● TASK GOAL: In the material below, list every line carrying the string "dans".

● MATERIAL:

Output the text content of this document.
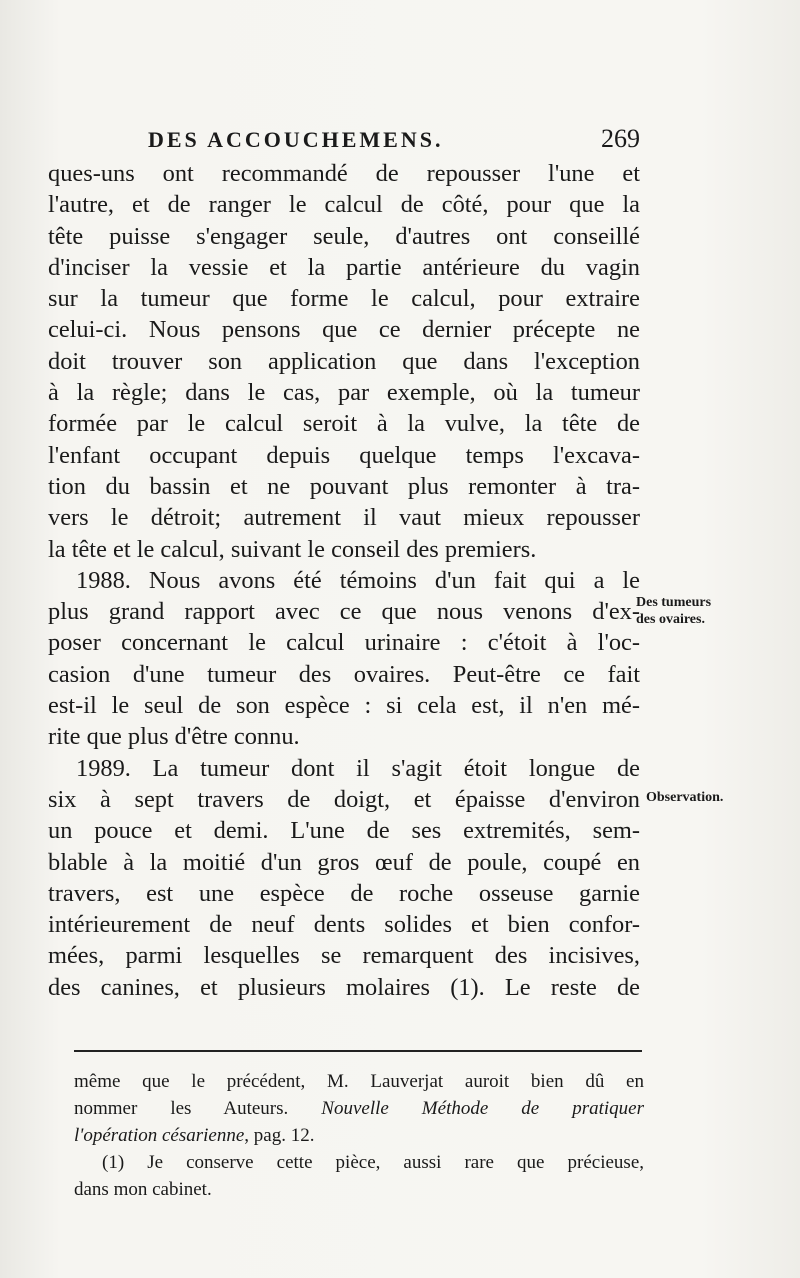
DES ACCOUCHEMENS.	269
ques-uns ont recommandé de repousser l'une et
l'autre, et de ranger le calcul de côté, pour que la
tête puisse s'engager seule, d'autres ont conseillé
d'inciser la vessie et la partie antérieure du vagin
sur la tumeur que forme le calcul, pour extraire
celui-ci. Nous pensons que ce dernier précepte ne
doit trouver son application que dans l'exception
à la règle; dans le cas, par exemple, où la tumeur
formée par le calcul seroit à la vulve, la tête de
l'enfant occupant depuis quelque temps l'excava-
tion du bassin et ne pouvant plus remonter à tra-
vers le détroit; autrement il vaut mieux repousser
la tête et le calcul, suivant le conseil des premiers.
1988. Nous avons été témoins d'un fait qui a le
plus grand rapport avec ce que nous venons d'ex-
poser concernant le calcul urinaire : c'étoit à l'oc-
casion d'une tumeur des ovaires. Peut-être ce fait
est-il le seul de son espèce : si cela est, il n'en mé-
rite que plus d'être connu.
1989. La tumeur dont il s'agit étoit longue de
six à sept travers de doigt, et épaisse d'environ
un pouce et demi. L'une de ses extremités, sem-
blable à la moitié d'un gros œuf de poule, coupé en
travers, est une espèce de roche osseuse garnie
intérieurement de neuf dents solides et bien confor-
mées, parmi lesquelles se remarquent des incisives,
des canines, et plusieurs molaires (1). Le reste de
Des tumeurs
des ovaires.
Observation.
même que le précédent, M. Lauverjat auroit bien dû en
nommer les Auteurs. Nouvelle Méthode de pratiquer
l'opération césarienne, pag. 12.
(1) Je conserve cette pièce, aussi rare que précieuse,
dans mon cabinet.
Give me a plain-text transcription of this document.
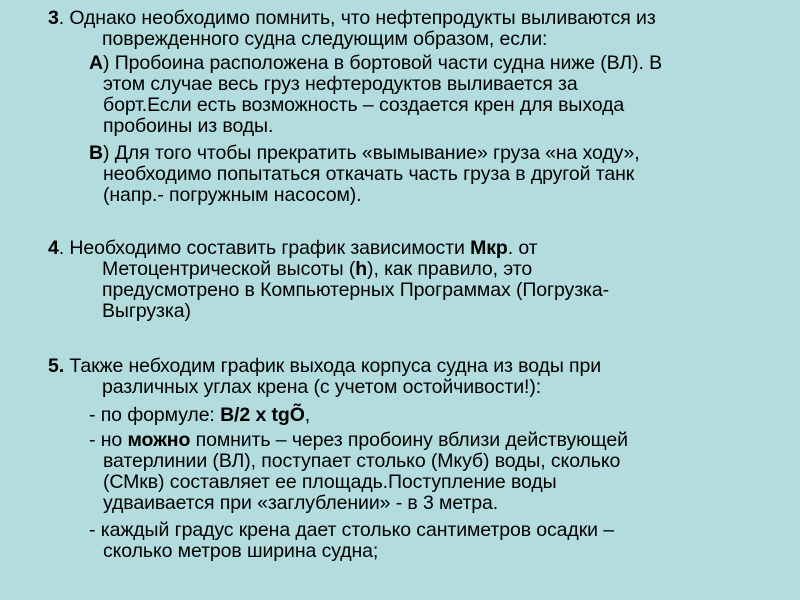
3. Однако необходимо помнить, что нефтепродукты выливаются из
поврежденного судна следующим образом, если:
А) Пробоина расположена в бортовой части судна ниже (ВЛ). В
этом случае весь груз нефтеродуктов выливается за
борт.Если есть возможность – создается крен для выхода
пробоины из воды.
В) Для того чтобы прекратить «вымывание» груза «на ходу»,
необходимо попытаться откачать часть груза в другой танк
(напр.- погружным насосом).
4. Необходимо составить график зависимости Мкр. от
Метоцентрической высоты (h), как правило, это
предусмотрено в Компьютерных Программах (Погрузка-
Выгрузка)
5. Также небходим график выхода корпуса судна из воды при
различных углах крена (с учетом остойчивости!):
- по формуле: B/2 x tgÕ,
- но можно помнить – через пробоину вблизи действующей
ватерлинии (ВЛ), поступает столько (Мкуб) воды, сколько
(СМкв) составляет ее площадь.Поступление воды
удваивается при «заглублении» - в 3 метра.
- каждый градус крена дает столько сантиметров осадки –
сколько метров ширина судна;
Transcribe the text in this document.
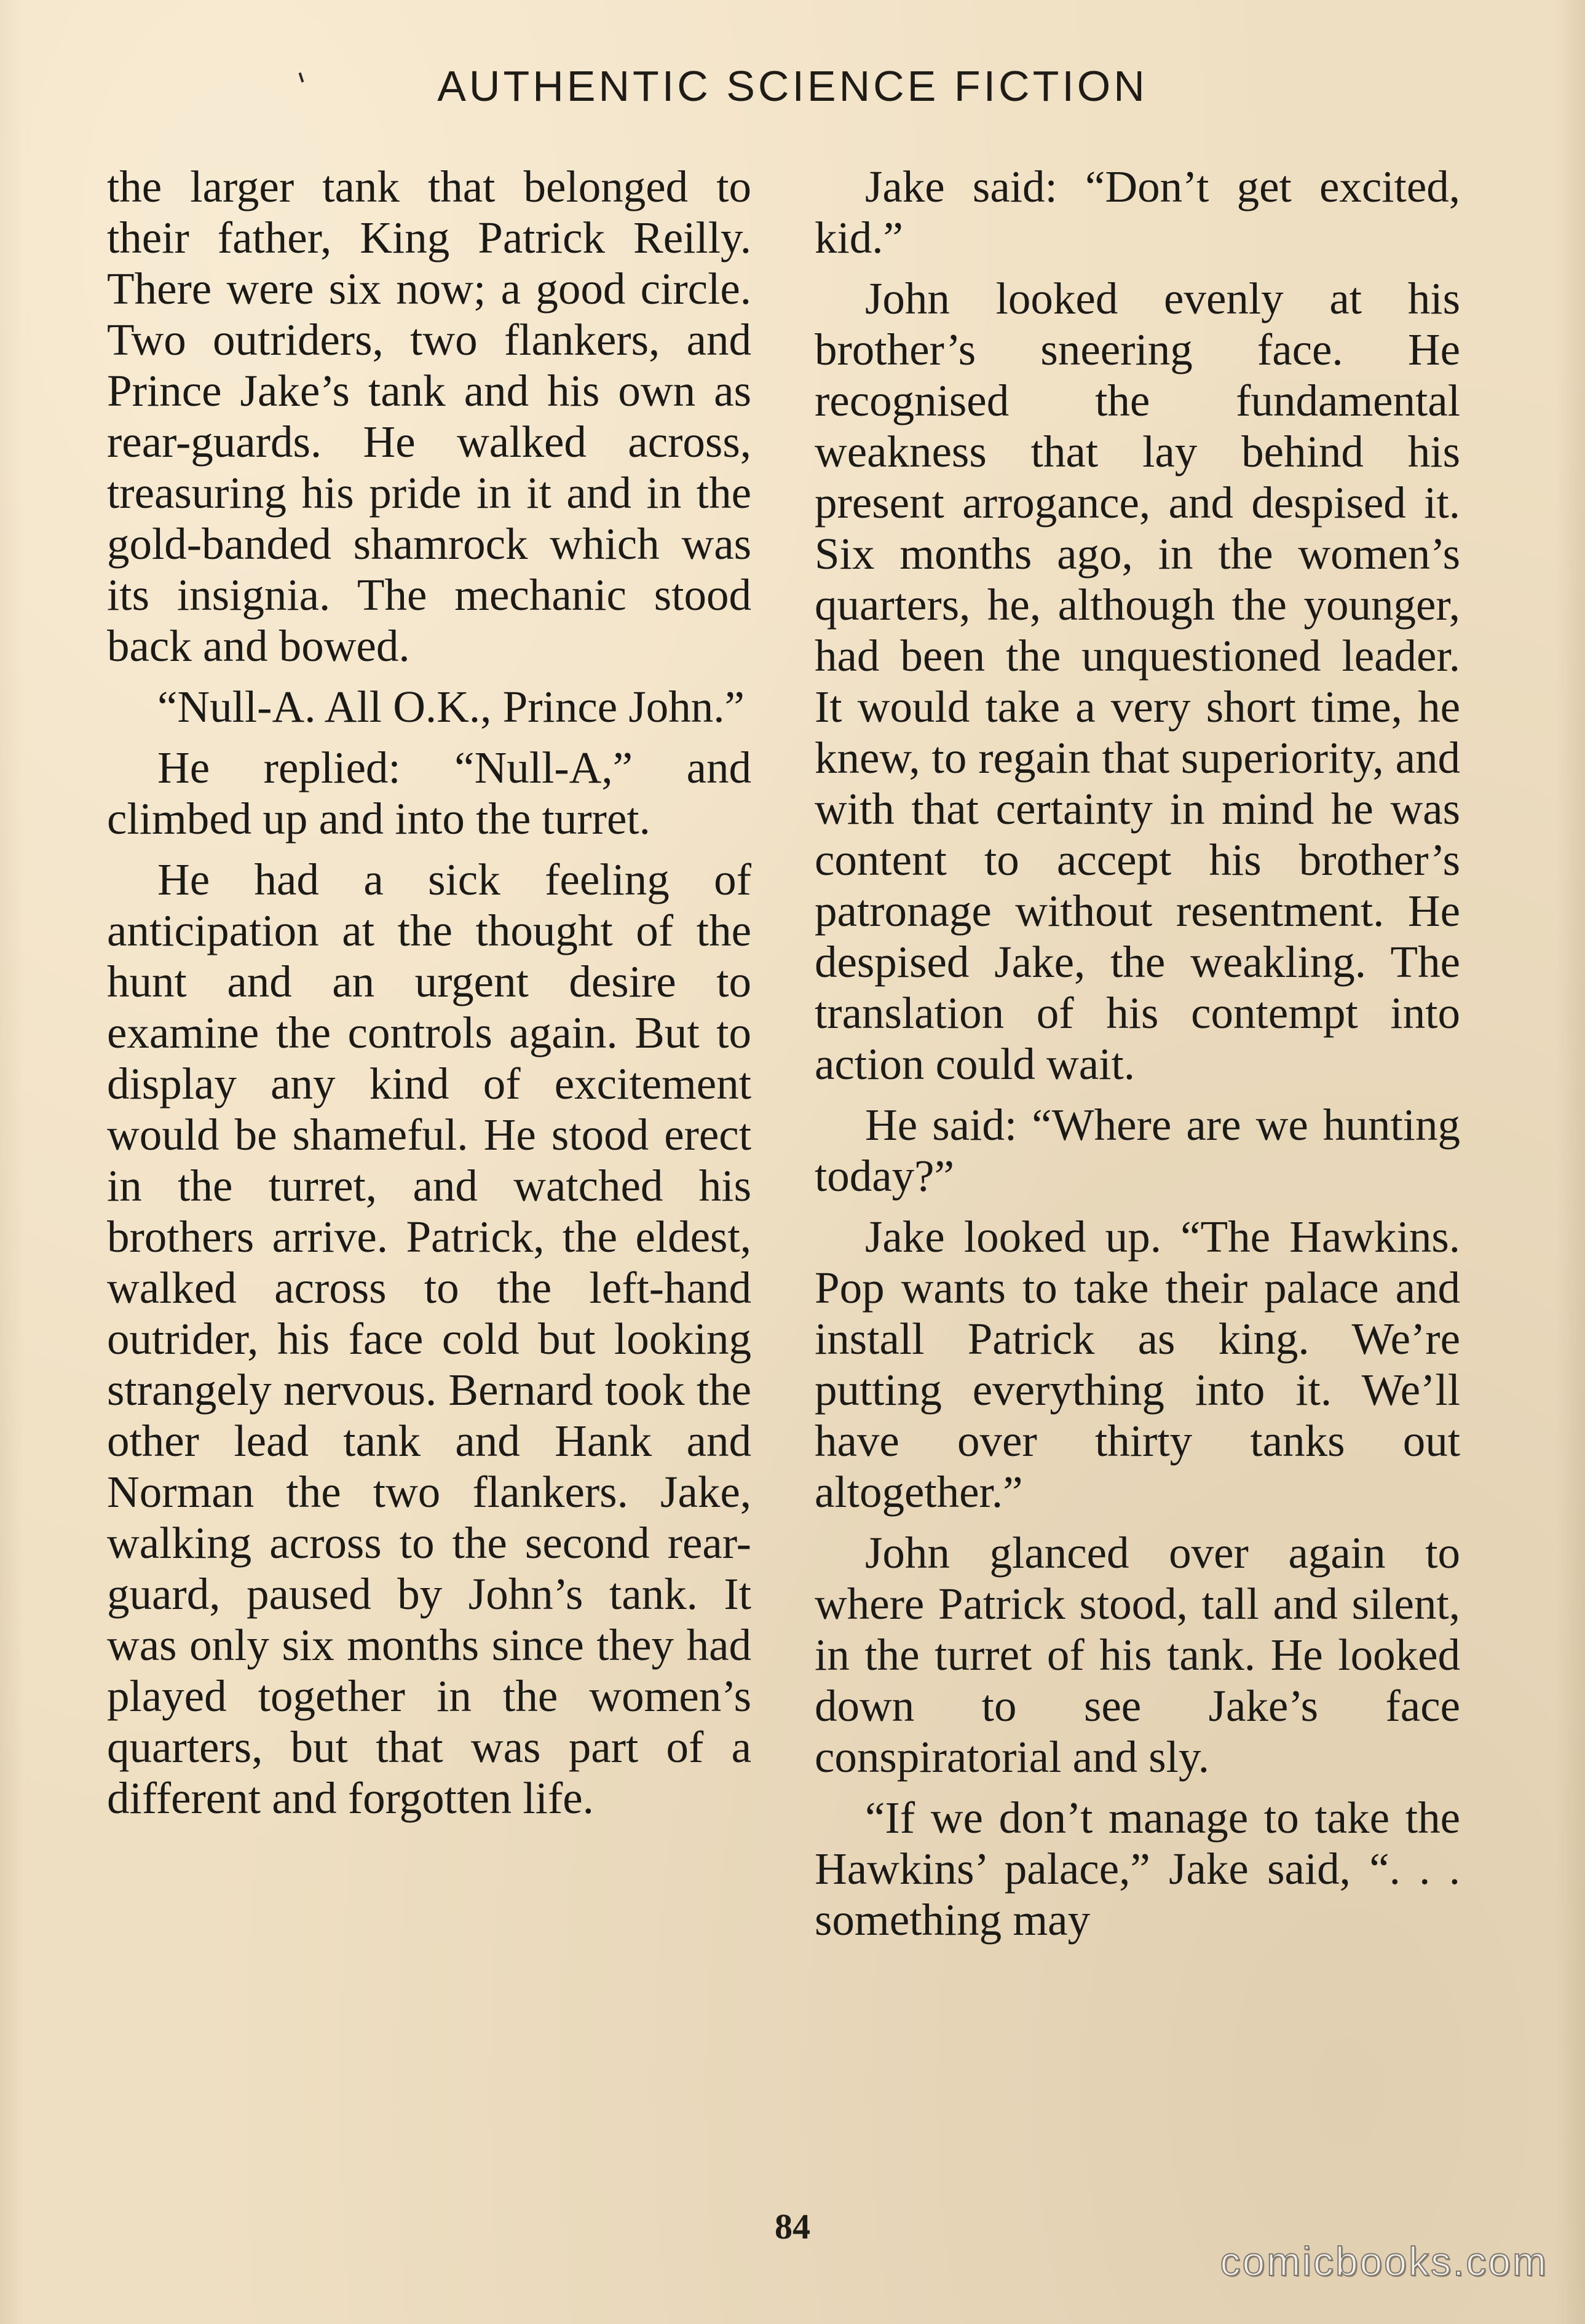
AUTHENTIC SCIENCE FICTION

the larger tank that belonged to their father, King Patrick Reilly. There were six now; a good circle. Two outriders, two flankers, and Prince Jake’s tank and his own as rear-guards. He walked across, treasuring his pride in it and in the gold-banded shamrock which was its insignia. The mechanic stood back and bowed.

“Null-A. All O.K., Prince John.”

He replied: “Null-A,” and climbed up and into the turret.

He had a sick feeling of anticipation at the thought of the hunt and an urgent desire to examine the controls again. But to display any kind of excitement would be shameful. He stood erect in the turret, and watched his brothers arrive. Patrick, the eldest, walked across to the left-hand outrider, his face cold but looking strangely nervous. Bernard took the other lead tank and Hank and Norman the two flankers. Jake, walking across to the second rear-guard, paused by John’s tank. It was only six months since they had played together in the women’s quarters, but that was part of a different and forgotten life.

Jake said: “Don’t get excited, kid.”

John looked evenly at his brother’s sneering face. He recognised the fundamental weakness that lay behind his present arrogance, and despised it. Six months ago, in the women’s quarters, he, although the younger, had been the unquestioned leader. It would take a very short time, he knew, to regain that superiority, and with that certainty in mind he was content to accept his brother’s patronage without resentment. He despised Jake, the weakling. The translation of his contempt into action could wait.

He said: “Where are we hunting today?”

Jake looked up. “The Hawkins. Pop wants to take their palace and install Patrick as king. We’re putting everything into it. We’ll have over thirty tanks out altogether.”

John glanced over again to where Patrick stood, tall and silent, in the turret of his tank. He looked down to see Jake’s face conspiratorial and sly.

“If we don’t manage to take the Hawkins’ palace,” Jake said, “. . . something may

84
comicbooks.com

● IN RESPONSE:
doit trouver son application que dans l'exception
à la règle; dans le cas, par exemple, où la tumeur
dans mon cabinet.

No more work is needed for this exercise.